▶ [YOUR GOAL]
The records that follow are to be repeated without alteration.

▽

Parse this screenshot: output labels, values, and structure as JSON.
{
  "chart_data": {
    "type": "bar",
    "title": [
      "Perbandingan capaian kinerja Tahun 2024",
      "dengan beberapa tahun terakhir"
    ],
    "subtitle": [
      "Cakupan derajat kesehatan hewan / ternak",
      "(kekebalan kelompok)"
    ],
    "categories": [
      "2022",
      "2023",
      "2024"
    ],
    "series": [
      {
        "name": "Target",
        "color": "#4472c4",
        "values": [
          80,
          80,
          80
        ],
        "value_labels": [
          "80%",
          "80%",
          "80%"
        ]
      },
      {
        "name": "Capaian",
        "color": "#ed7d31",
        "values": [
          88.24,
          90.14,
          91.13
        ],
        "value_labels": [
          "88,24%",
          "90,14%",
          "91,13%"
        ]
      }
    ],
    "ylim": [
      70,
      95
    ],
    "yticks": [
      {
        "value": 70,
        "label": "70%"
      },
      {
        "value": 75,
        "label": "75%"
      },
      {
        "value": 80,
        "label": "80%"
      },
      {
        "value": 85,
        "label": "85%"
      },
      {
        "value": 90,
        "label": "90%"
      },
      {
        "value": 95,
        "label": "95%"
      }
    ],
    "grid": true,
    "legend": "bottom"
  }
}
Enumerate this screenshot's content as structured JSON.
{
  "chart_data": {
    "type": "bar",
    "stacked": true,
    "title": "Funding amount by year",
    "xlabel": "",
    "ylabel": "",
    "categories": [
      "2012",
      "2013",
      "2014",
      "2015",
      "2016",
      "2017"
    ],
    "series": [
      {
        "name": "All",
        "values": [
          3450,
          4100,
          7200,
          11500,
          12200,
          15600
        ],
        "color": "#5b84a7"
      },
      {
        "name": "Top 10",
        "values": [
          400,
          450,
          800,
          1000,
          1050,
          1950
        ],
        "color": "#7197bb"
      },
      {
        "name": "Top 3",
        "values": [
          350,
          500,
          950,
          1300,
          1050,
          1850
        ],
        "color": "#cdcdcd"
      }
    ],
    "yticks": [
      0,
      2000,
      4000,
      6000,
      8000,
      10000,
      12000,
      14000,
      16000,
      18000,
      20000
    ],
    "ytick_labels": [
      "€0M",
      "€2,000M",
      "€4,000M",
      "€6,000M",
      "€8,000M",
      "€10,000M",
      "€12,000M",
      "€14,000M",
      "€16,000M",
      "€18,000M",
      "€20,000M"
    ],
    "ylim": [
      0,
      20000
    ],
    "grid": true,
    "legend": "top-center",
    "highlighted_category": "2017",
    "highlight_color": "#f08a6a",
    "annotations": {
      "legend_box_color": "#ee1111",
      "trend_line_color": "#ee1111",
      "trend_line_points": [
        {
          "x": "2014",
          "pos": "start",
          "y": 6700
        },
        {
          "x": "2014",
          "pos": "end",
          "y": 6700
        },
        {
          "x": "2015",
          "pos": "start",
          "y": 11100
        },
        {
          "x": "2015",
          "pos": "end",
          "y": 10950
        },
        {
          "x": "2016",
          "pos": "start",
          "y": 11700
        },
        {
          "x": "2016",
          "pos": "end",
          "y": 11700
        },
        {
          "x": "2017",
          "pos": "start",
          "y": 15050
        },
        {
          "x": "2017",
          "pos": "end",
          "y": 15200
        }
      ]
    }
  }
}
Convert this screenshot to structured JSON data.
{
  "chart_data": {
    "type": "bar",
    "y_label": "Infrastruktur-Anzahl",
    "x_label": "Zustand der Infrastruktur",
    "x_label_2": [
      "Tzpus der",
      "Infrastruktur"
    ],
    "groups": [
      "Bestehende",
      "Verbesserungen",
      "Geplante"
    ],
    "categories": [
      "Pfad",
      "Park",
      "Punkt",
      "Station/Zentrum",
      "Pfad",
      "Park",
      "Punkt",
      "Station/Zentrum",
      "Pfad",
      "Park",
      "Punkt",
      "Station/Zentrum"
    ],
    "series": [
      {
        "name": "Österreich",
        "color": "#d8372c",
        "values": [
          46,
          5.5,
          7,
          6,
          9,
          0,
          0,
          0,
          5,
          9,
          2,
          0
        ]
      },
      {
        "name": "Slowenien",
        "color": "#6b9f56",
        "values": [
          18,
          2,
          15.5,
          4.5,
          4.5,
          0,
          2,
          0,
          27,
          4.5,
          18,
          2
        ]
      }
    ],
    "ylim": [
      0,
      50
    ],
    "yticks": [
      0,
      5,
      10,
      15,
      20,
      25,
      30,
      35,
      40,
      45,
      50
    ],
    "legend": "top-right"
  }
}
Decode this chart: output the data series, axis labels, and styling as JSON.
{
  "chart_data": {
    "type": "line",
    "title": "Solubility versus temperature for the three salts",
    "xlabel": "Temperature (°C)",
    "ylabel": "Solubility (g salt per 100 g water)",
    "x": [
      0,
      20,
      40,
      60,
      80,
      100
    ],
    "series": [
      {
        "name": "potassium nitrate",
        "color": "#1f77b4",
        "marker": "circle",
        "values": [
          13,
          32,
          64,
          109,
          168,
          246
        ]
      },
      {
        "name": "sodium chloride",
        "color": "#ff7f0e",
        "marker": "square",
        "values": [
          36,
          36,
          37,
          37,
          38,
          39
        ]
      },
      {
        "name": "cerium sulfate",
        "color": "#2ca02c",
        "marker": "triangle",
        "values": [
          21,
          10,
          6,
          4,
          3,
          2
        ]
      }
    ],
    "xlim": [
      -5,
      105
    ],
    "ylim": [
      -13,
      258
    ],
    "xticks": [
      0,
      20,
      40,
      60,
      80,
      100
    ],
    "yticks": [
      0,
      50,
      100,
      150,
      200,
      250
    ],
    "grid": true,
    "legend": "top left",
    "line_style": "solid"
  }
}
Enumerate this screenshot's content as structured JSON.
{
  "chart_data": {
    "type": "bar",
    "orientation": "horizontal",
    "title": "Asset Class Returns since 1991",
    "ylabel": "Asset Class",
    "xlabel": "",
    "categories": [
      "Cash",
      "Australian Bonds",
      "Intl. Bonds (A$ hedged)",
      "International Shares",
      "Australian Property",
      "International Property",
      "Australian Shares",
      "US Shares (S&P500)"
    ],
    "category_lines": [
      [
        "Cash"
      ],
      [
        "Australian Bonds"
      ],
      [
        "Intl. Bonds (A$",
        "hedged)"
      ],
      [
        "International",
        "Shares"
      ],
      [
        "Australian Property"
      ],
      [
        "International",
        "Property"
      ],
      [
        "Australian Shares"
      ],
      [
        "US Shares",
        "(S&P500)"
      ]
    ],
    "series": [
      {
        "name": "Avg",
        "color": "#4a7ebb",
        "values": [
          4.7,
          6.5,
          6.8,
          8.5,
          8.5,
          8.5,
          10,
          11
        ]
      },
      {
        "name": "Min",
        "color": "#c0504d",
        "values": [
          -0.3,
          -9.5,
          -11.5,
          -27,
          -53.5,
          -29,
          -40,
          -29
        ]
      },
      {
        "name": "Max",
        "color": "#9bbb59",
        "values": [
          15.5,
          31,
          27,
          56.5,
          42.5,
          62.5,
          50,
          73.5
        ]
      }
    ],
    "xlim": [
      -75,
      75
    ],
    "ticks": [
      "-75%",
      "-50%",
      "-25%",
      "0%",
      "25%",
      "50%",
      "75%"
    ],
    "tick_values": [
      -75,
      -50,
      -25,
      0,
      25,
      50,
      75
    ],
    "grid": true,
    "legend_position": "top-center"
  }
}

△

▶ [FINAL RESULT]
Parse this screenshot: output labels, values, and structure as JSON.
{
  "chart_data": {
    "type": "bar",
    "title": [
      "Perbandingan capaian kinerja Tahun 2024",
      "dengan beberapa tahun terakhir"
    ],
    "subtitle": [
      "Cakupan derajat kesehatan hewan / ternak",
      "(kekebalan kelompok)"
    ],
    "categories": [
      "2022",
      "2023",
      "2024"
    ],
    "series": [
      {
        "name": "Target",
        "color": "#4472c4",
        "values": [
          80,
          80,
          80
        ],
        "value_labels": [
          "80%",
          "80%",
          "80%"
        ]
      },
      {
        "name": "Capaian",
        "color": "#ed7d31",
        "values": [
          88.24,
          90.14,
          91.13
        ],
        "value_labels": [
          "88,24%",
          "90,14%",
          "91,13%"
        ]
      }
    ],
    "ylim": [
      70,
      95
    ],
    "yticks": [
      {
        "value": 70,
        "label": "70%"
      },
      {
        "value": 75,
        "label": "75%"
      },
      {
        "value": 80,
        "label": "80%"
      },
      {
        "value": 85,
        "label": "85%"
      },
      {
        "value": 90,
        "label": "90%"
      },
      {
        "value": 95,
        "label": "95%"
      }
    ],
    "grid": true,
    "legend": "bottom"
  }
}
Enumerate this screenshot's content as structured JSON.
{
  "chart_data": {
    "type": "bar",
    "stacked": true,
    "title": "Funding amount by year",
    "xlabel": "",
    "ylabel": "",
    "categories": [
      "2012",
      "2013",
      "2014",
      "2015",
      "2016",
      "2017"
    ],
    "series": [
      {
        "name": "All",
        "values": [
          3450,
          4100,
          7200,
          11500,
          12200,
          15600
        ],
        "color": "#5b84a7"
      },
      {
        "name": "Top 10",
        "values": [
          400,
          450,
          800,
          1000,
          1050,
          1950
        ],
        "color": "#7197bb"
      },
      {
        "name": "Top 3",
        "values": [
          350,
          500,
          950,
          1300,
          1050,
          1850
        ],
        "color": "#cdcdcd"
      }
    ],
    "yticks": [
      0,
      2000,
      4000,
      6000,
      8000,
      10000,
      12000,
      14000,
      16000,
      18000,
      20000
    ],
    "ytick_labels": [
      "€0M",
      "€2,000M",
      "€4,000M",
      "€6,000M",
      "€8,000M",
      "€10,000M",
      "€12,000M",
      "€14,000M",
      "€16,000M",
      "€18,000M",
      "€20,000M"
    ],
    "ylim": [
      0,
      20000
    ],
    "grid": true,
    "legend": "top-center",
    "highlighted_category": "2017",
    "highlight_color": "#f08a6a",
    "annotations": {
      "legend_box_color": "#ee1111",
      "trend_line_color": "#ee1111",
      "trend_line_points": [
        {
          "x": "2014",
          "pos": "start",
          "y": 6700
        },
        {
          "x": "2014",
          "pos": "end",
          "y": 6700
        },
        {
          "x": "2015",
          "pos": "start",
          "y": 11100
        },
        {
          "x": "2015",
          "pos": "end",
          "y": 10950
        },
        {
          "x": "2016",
          "pos": "start",
          "y": 11700
        },
        {
          "x": "2016",
          "pos": "end",
          "y": 11700
        },
        {
          "x": "2017",
          "pos": "start",
          "y": 15050
        },
        {
          "x": "2017",
          "pos": "end",
          "y": 15200
        }
      ]
    }
  }
}
Convert this screenshot to structured JSON data.
{
  "chart_data": {
    "type": "bar",
    "y_label": "Infrastruktur-Anzahl",
    "x_label": "Zustand der Infrastruktur",
    "x_label_2": [
      "Tzpus der",
      "Infrastruktur"
    ],
    "groups": [
      "Bestehende",
      "Verbesserungen",
      "Geplante"
    ],
    "categories": [
      "Pfad",
      "Park",
      "Punkt",
      "Station/Zentrum",
      "Pfad",
      "Park",
      "Punkt",
      "Station/Zentrum",
      "Pfad",
      "Park",
      "Punkt",
      "Station/Zentrum"
    ],
    "series": [
      {
        "name": "Österreich",
        "color": "#d8372c",
        "values": [
          46,
          5.5,
          7,
          6,
          9,
          0,
          0,
          0,
          5,
          9,
          2,
          0
        ]
      },
      {
        "name": "Slowenien",
        "color": "#6b9f56",
        "values": [
          18,
          2,
          15.5,
          4.5,
          4.5,
          0,
          2,
          0,
          27,
          4.5,
          18,
          2
        ]
      }
    ],
    "ylim": [
      0,
      50
    ],
    "yticks": [
      0,
      5,
      10,
      15,
      20,
      25,
      30,
      35,
      40,
      45,
      50
    ],
    "legend": "top-right"
  }
}
Decode this chart: output the data series, axis labels, and styling as JSON.
{
  "chart_data": {
    "type": "line",
    "title": "Solubility versus temperature for the three salts",
    "xlabel": "Temperature (°C)",
    "ylabel": "Solubility (g salt per 100 g water)",
    "x": [
      0,
      20,
      40,
      60,
      80,
      100
    ],
    "series": [
      {
        "name": "potassium nitrate",
        "color": "#1f77b4",
        "marker": "circle",
        "values": [
          13,
          32,
          64,
          109,
          168,
          246
        ]
      },
      {
        "name": "sodium chloride",
        "color": "#ff7f0e",
        "marker": "square",
        "values": [
          36,
          36,
          37,
          37,
          38,
          39
        ]
      },
      {
        "name": "cerium sulfate",
        "color": "#2ca02c",
        "marker": "triangle",
        "values": [
          21,
          10,
          6,
          4,
          3,
          2
        ]
      }
    ],
    "xlim": [
      -5,
      105
    ],
    "ylim": [
      -13,
      258
    ],
    "xticks": [
      0,
      20,
      40,
      60,
      80,
      100
    ],
    "yticks": [
      0,
      50,
      100,
      150,
      200,
      250
    ],
    "grid": true,
    "legend": "top left",
    "line_style": "solid"
  }
}
Enumerate this screenshot's content as structured JSON.
{
  "chart_data": {
    "type": "bar",
    "orientation": "horizontal",
    "title": "Asset Class Returns since 1991",
    "ylabel": "Asset Class",
    "xlabel": "",
    "categories": [
      "Cash",
      "Australian Bonds",
      "Intl. Bonds (A$ hedged)",
      "International Shares",
      "Australian Property",
      "International Property",
      "Australian Shares",
      "US Shares (S&P500)"
    ],
    "category_lines": [
      [
        "Cash"
      ],
      [
        "Australian Bonds"
      ],
      [
        "Intl. Bonds (A$",
        "hedged)"
      ],
      [
        "International",
        "Shares"
      ],
      [
        "Australian Property"
      ],
      [
        "International",
        "Property"
      ],
      [
        "Australian Shares"
      ],
      [
        "US Shares",
        "(S&P500)"
      ]
    ],
    "series": [
      {
        "name": "Avg",
        "color": "#4a7ebb",
        "values": [
          4.7,
          6.5,
          6.8,
          8.5,
          8.5,
          8.5,
          10,
          11
        ]
      },
      {
        "name": "Min",
        "color": "#c0504d",
        "values": [
          -0.3,
          -9.5,
          -11.5,
          -27,
          -53.5,
          -29,
          -40,
          -29
        ]
      },
      {
        "name": "Max",
        "color": "#9bbb59",
        "values": [
          15.5,
          31,
          27,
          56.5,
          42.5,
          62.5,
          50,
          73.5
        ]
      }
    ],
    "xlim": [
      -75,
      75
    ],
    "ticks": [
      "-75%",
      "-50%",
      "-25%",
      "0%",
      "25%",
      "50%",
      "75%"
    ],
    "tick_values": [
      -75,
      -50,
      -25,
      0,
      25,
      50,
      75
    ],
    "grid": true,
    "legend_position": "top-center"
  }
}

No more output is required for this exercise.